§ Written instruction
Count every line in the entries that contains "перфораторов". Report that count alone.

§ Material for this task
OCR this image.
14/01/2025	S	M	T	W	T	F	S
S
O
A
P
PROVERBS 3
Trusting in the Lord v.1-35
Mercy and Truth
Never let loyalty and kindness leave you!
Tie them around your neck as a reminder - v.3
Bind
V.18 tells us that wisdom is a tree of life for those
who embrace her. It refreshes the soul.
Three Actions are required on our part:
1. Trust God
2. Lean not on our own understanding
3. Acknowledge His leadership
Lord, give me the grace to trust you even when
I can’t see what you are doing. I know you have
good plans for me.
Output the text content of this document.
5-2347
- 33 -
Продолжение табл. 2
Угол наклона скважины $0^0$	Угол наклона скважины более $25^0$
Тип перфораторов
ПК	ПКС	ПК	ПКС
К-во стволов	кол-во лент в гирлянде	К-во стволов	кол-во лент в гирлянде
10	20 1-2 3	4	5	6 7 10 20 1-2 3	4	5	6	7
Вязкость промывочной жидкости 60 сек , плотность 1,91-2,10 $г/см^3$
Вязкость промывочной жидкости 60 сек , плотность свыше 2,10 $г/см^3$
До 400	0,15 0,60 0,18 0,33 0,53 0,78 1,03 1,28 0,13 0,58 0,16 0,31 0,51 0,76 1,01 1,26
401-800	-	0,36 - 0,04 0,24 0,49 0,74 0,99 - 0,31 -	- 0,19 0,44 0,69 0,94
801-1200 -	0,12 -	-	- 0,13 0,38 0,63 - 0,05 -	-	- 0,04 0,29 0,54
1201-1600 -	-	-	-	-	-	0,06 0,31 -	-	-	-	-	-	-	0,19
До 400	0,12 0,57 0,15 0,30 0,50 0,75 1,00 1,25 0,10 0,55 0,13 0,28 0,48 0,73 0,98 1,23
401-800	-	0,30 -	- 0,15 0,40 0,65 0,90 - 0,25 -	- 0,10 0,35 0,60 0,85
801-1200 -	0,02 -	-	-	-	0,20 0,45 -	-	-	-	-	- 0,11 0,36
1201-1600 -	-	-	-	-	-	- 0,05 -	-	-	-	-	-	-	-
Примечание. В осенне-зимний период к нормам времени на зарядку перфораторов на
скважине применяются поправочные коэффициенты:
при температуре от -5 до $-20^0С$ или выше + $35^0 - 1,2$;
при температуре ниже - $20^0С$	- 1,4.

§ Answer to the task
2